-- BEGIN --
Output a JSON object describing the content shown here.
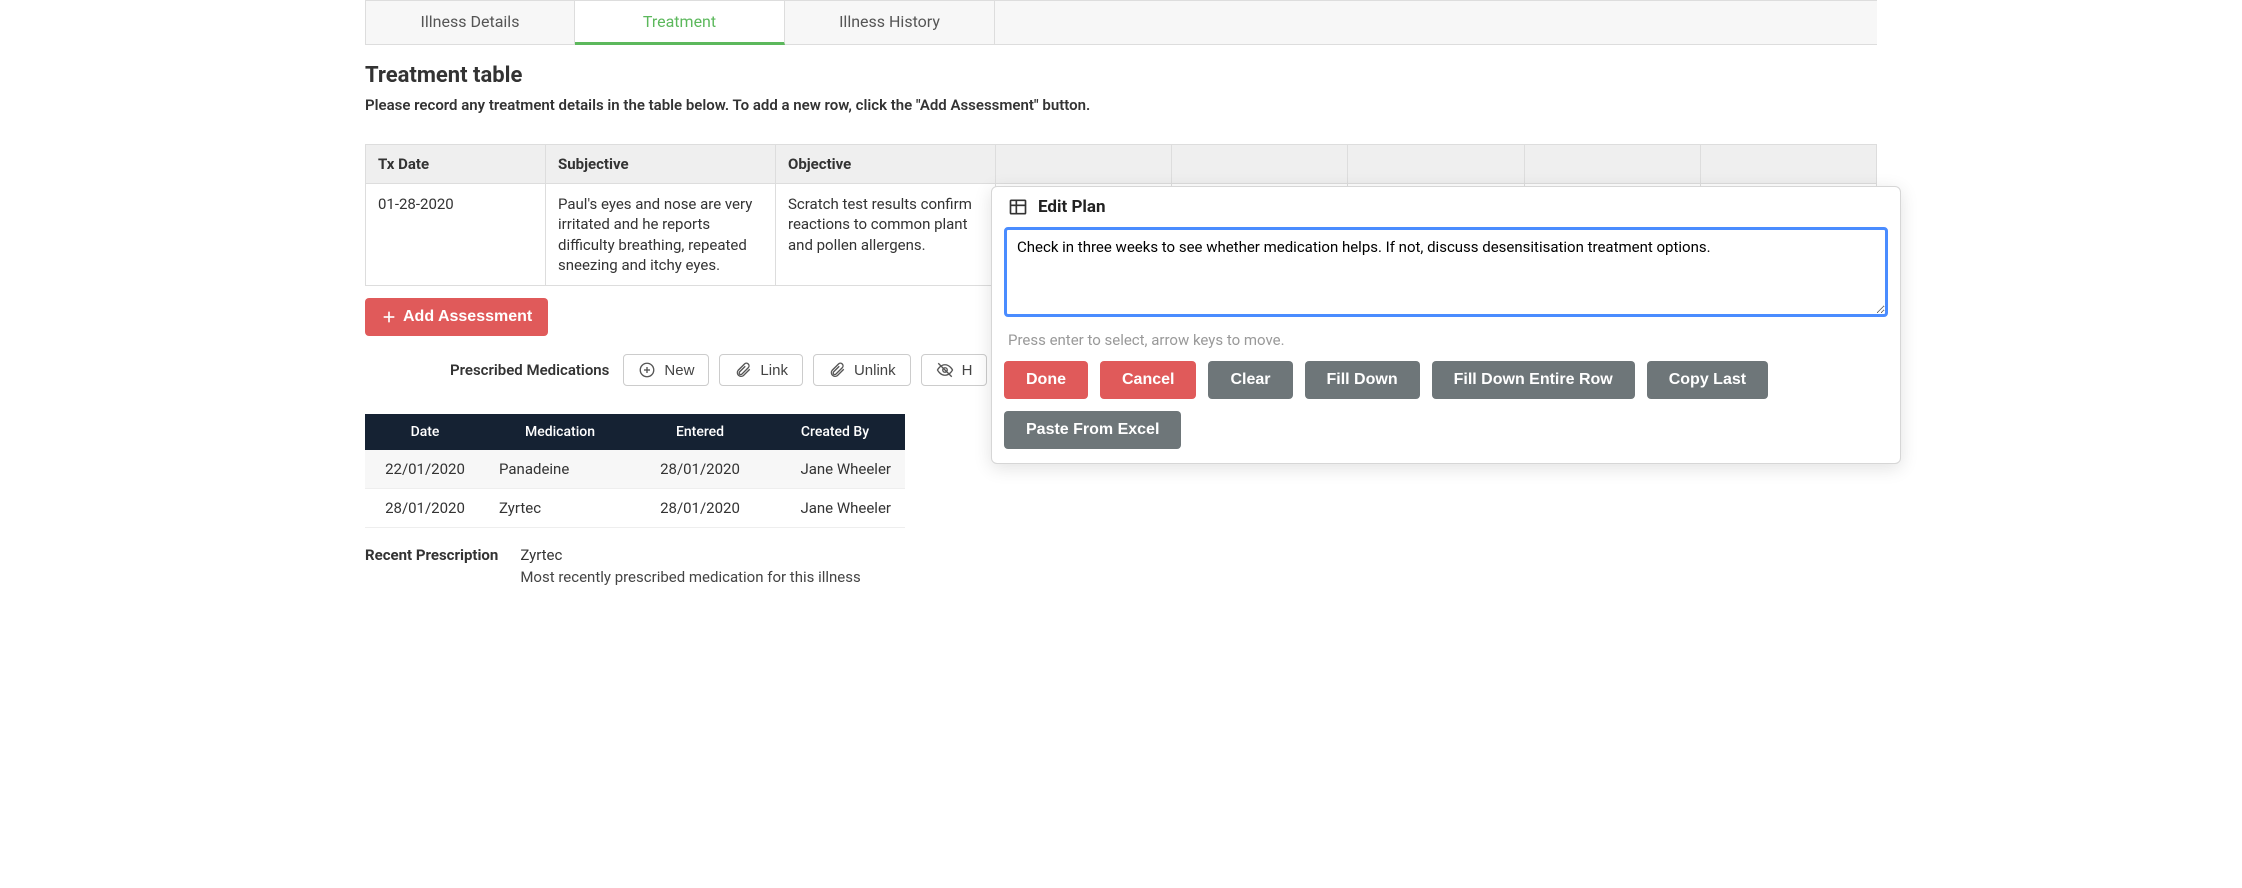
{
  "tabs": {
    "items": [
      {
        "label": "Illness Details",
        "active": false
      },
      {
        "label": "Treatment",
        "active": true
      },
      {
        "label": "Illness History",
        "active": false
      }
    ]
  },
  "page_title": "Treatment table",
  "instructions": "Please record any treatment details in the table below. To add a new row, click the \"Add Assessment\" button.",
  "tx_table": {
    "headers": {
      "date": "Tx Date",
      "subjective": "Subjective",
      "objective": "Objective"
    },
    "rows": [
      {
        "date": "01-28-2020",
        "subjective": "Paul's eyes and nose are very irritated and he reports difficulty breathing, repeated sneezing and itchy eyes.",
        "objective": "Scratch test results confirm reactions to common plant and pollen allergens."
      }
    ]
  },
  "add_assessment_label": "Add Assessment",
  "meds_bar": {
    "label": "Prescribed Medications",
    "buttons": {
      "new": "New",
      "link": "Link",
      "unlink": "Unlink"
    }
  },
  "med_table": {
    "headers": {
      "date": "Date",
      "medication": "Medication",
      "entered": "Entered",
      "created_by": "Created By"
    },
    "rows": [
      {
        "date": "22/01/2020",
        "medication": "Panadeine",
        "entered": "28/01/2020",
        "created_by": "Jane Wheeler"
      },
      {
        "date": "28/01/2020",
        "medication": "Zyrtec",
        "entered": "28/01/2020",
        "created_by": "Jane Wheeler"
      }
    ]
  },
  "recent": {
    "label": "Recent Prescription",
    "value": "Zyrtec",
    "desc": "Most recently prescribed medication for this illness"
  },
  "popover": {
    "title": "Edit Plan",
    "value": "Check in three weeks to see whether medication helps. If not, discuss desensitisation treatment options.",
    "hint": "Press enter to select, arrow keys to move.",
    "buttons": {
      "done": "Done",
      "cancel": "Cancel",
      "clear": "Clear",
      "fill_down": "Fill Down",
      "fill_row": "Fill Down Entire Row",
      "copy_last": "Copy Last",
      "paste_excel": "Paste From Excel"
    }
  }
}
-- END --
Problem statement ::
Without the pictures, restate each entry exactly.

Full response ::
Output a JSON object describing the content shown here.
{
  "tabs": {
    "items": [
      {
        "label": "Illness Details",
        "active": false
      },
      {
        "label": "Treatment",
        "active": true
      },
      {
        "label": "Illness History",
        "active": false
      }
    ]
  },
  "page_title": "Treatment table",
  "instructions": "Please record any treatment details in the table below. To add a new row, click the \"Add Assessment\" button.",
  "tx_table": {
    "headers": {
      "date": "Tx Date",
      "subjective": "Subjective",
      "objective": "Objective"
    },
    "rows": [
      {
        "date": "01-28-2020",
        "subjective": "Paul's eyes and nose are very irritated and he reports difficulty breathing, repeated sneezing and itchy eyes.",
        "objective": "Scratch test results confirm reactions to common plant and pollen allergens."
      }
    ]
  },
  "add_assessment_label": "Add Assessment",
  "meds_bar": {
    "label": "Prescribed Medications",
    "buttons": {
      "new": "New",
      "link": "Link",
      "unlink": "Unlink"
    }
  },
  "med_table": {
    "headers": {
      "date": "Date",
      "medication": "Medication",
      "entered": "Entered",
      "created_by": "Created By"
    },
    "rows": [
      {
        "date": "22/01/2020",
        "medication": "Panadeine",
        "entered": "28/01/2020",
        "created_by": "Jane Wheeler"
      },
      {
        "date": "28/01/2020",
        "medication": "Zyrtec",
        "entered": "28/01/2020",
        "created_by": "Jane Wheeler"
      }
    ]
  },
  "recent": {
    "label": "Recent Prescription",
    "value": "Zyrtec",
    "desc": "Most recently prescribed medication for this illness"
  },
  "popover": {
    "title": "Edit Plan",
    "value": "Check in three weeks to see whether medication helps. If not, discuss desensitisation treatment options.",
    "hint": "Press enter to select, arrow keys to move.",
    "buttons": {
      "done": "Done",
      "cancel": "Cancel",
      "clear": "Clear",
      "fill_down": "Fill Down",
      "fill_row": "Fill Down Entire Row",
      "copy_last": "Copy Last",
      "paste_excel": "Paste From Excel"
    }
  }
}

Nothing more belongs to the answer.